Task details:
Copy each line that contains the string "Effective".

BEGIN Excerpted records

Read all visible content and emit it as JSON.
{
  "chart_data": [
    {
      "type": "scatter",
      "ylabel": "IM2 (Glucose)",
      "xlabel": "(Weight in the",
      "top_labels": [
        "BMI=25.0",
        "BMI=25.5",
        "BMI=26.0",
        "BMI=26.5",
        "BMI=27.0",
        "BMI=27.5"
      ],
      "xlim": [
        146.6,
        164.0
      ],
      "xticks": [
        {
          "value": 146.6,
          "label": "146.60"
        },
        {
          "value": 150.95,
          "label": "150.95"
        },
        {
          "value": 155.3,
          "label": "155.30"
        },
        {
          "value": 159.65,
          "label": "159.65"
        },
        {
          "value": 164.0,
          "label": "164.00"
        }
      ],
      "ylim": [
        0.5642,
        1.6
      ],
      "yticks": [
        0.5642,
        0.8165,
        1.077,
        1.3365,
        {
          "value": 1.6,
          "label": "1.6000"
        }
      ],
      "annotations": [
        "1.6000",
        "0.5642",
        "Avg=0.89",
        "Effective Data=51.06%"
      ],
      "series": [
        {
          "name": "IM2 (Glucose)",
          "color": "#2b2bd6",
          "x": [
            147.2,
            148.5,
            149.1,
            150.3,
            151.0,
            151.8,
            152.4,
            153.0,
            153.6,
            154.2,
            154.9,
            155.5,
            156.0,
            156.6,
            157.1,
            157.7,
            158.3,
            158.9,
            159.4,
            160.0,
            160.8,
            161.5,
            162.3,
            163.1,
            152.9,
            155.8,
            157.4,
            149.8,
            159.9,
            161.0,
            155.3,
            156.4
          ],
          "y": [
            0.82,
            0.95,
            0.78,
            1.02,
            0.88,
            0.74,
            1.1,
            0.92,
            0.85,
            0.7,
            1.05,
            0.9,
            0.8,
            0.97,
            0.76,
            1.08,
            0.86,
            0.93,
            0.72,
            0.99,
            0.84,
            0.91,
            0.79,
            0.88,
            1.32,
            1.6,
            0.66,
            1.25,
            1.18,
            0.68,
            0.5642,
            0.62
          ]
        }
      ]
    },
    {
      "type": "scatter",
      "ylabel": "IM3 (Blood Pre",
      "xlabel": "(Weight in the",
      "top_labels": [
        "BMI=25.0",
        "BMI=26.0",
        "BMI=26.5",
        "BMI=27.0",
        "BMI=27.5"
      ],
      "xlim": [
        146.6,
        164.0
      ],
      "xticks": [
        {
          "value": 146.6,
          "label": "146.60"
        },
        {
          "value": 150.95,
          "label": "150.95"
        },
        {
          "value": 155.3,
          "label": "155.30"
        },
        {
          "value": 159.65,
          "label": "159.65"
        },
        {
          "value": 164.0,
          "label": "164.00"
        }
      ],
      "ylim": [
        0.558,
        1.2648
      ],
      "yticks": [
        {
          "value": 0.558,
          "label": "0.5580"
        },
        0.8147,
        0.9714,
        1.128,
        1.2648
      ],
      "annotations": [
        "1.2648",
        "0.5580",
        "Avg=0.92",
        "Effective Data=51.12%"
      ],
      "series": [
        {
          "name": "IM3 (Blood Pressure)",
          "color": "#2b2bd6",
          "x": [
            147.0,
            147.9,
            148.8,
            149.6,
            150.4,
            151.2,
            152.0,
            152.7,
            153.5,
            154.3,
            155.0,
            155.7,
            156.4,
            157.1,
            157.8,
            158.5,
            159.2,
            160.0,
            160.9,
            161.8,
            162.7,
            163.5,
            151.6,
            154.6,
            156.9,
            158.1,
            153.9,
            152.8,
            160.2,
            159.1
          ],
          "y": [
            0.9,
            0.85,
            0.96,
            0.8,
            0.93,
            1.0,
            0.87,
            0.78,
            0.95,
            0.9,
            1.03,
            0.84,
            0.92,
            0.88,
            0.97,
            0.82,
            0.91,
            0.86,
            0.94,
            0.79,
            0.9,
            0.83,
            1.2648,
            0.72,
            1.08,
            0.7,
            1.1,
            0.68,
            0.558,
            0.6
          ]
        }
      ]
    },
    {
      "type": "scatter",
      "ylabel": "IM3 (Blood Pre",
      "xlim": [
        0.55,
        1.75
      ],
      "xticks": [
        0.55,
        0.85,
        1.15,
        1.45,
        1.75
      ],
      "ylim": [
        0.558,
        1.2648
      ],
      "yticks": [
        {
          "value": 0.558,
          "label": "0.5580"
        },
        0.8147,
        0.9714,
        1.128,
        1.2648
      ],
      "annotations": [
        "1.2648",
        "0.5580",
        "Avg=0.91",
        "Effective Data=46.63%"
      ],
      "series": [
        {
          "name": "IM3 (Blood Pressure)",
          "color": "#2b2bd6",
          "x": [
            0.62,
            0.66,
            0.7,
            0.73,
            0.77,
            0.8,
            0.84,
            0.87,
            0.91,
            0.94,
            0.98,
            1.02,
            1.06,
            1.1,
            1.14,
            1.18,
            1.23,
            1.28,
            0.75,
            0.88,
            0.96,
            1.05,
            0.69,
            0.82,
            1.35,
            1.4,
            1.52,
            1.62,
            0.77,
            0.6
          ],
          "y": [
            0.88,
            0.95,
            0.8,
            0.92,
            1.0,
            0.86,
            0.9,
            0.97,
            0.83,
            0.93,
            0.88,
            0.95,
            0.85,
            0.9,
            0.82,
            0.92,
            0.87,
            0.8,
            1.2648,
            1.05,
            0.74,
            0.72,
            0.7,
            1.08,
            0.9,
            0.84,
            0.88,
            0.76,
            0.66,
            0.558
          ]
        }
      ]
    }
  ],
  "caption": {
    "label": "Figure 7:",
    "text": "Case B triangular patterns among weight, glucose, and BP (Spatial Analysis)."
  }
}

END Excerpted records

Answer to the exercise:
        "Effective Data=51.06%"
        "Effective Data=51.12%"
        "Effective Data=46.63%"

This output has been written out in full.